» Dataset rows
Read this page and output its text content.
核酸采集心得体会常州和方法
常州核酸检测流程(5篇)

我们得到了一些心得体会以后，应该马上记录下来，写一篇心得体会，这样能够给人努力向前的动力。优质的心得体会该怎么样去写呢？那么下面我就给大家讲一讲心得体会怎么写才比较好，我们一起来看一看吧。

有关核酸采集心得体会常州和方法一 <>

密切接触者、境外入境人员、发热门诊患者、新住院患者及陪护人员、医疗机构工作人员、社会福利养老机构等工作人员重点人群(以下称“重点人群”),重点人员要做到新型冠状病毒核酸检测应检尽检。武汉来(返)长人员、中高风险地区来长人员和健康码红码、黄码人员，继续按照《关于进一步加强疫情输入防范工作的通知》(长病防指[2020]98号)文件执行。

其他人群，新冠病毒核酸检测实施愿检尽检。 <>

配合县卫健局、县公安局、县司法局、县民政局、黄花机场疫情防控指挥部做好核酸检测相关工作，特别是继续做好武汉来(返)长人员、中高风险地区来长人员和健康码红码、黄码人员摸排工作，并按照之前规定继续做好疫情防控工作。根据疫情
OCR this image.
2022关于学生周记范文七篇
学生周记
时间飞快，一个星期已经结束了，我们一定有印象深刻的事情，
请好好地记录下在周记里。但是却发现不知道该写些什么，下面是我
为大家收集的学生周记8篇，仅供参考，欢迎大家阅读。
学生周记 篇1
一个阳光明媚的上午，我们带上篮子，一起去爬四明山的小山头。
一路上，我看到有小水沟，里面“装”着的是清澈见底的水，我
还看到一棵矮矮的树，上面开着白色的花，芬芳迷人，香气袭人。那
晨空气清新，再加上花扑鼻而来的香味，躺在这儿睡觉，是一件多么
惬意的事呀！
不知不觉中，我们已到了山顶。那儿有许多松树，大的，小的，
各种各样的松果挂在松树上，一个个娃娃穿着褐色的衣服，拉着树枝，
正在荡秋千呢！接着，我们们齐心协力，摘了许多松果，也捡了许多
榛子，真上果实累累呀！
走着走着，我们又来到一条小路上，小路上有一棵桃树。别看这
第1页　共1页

» What the task asks
The whole listing above needs to be written out again exactly.

» Written response
Read this page and output its text content.
核酸采集心得体会常州和方法
常州核酸检测流程(5篇)

我们得到了一些心得体会以后，应该马上记录下来，写一篇心得体会，这样能够给人努力向前的动力。优质的心得体会该怎么样去写呢？那么下面我就给大家讲一讲心得体会怎么写才比较好，我们一起来看一看吧。

有关核酸采集心得体会常州和方法一 <>

密切接触者、境外入境人员、发热门诊患者、新住院患者及陪护人员、医疗机构工作人员、社会福利养老机构等工作人员重点人群(以下称“重点人群”),重点人员要做到新型冠状病毒核酸检测应检尽检。武汉来(返)长人员、中高风险地区来长人员和健康码红码、黄码人员，继续按照《关于进一步加强疫情输入防范工作的通知》(长病防指[2020]98号)文件执行。

其他人群，新冠病毒核酸检测实施愿检尽检。 <>

配合县卫健局、县公安局、县司法局、县民政局、黄花机场疫情防控指挥部做好核酸检测相关工作，特别是继续做好武汉来(返)长人员、中高风险地区来长人员和健康码红码、黄码人员摸排工作，并按照之前规定继续做好疫情防控工作。根据疫情
OCR this image.
2022关于学生周记范文七篇
学生周记
时间飞快，一个星期已经结束了，我们一定有印象深刻的事情，
请好好地记录下在周记里。但是却发现不知道该写些什么，下面是我
为大家收集的学生周记8篇，仅供参考，欢迎大家阅读。
学生周记 篇1
一个阳光明媚的上午，我们带上篮子，一起去爬四明山的小山头。
一路上，我看到有小水沟，里面“装”着的是清澈见底的水，我
还看到一棵矮矮的树，上面开着白色的花，芬芳迷人，香气袭人。那
晨空气清新，再加上花扑鼻而来的香味，躺在这儿睡觉，是一件多么
惬意的事呀！
不知不觉中，我们已到了山顶。那儿有许多松树，大的，小的，
各种各样的松果挂在松树上，一个个娃娃穿着褐色的衣服，拉着树枝，
正在荡秋千呢！接着，我们们齐心协力，摘了许多松果，也捡了许多
榛子，真上果实累累呀！
走着走着，我们又来到一条小路上，小路上有一棵桃树。别看这
第1页　共1页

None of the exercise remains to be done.